◆ **Problem**
Output all of the entries below precisely as written.
— Start —
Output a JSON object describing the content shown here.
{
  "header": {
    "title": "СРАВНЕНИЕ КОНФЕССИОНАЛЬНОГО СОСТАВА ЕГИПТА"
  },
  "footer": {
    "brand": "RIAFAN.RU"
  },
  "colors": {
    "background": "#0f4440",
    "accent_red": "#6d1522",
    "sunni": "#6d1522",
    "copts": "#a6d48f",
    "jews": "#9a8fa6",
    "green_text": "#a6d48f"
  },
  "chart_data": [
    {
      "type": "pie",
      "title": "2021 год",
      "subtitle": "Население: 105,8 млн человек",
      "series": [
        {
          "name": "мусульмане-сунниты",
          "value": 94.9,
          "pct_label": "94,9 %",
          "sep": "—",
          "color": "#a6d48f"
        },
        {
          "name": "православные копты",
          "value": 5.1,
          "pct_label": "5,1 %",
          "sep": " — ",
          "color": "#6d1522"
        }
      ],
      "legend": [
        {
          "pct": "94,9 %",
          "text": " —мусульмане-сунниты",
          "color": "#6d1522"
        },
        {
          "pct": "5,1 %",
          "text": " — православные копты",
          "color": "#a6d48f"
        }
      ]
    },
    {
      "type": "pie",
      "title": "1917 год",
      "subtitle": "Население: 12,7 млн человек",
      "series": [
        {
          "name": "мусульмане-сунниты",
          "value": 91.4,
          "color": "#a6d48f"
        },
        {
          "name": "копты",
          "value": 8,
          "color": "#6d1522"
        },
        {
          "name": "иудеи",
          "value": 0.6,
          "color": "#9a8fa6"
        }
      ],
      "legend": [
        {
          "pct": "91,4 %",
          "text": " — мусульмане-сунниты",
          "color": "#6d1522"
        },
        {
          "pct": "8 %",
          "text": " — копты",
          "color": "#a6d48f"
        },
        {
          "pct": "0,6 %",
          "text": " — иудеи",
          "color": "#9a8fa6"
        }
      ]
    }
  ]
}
— End —
◆ **Output for this exercise**
Output a JSON object describing the content shown here.
{
  "header": {
    "title": "СРАВНЕНИЕ КОНФЕССИОНАЛЬНОГО СОСТАВА ЕГИПТА"
  },
  "footer": {
    "brand": "RIAFAN.RU"
  },
  "colors": {
    "background": "#0f4440",
    "accent_red": "#6d1522",
    "sunni": "#6d1522",
    "copts": "#a6d48f",
    "jews": "#9a8fa6",
    "green_text": "#a6d48f"
  },
  "chart_data": [
    {
      "type": "pie",
      "title": "2021 год",
      "subtitle": "Население: 105,8 млн человек",
      "series": [
        {
          "name": "мусульмане-сунниты",
          "value": 94.9,
          "pct_label": "94,9 %",
          "sep": "—",
          "color": "#a6d48f"
        },
        {
          "name": "православные копты",
          "value": 5.1,
          "pct_label": "5,1 %",
          "sep": " — ",
          "color": "#6d1522"
        }
      ],
      "legend": [
        {
          "pct": "94,9 %",
          "text": " —мусульмане-сунниты",
          "color": "#6d1522"
        },
        {
          "pct": "5,1 %",
          "text": " — православные копты",
          "color": "#a6d48f"
        }
      ]
    },
    {
      "type": "pie",
      "title": "1917 год",
      "subtitle": "Население: 12,7 млн человек",
      "series": [
        {
          "name": "мусульмане-сунниты",
          "value": 91.4,
          "color": "#a6d48f"
        },
        {
          "name": "копты",
          "value": 8,
          "color": "#6d1522"
        },
        {
          "name": "иудеи",
          "value": 0.6,
          "color": "#9a8fa6"
        }
      ],
      "legend": [
        {
          "pct": "91,4 %",
          "text": " — мусульмане-сунниты",
          "color": "#6d1522"
        },
        {
          "pct": "8 %",
          "text": " — копты",
          "color": "#a6d48f"
        },
        {
          "pct": "0,6 %",
          "text": " — иудеи",
          "color": "#9a8fa6"
        }
      ]
    }
  ]
}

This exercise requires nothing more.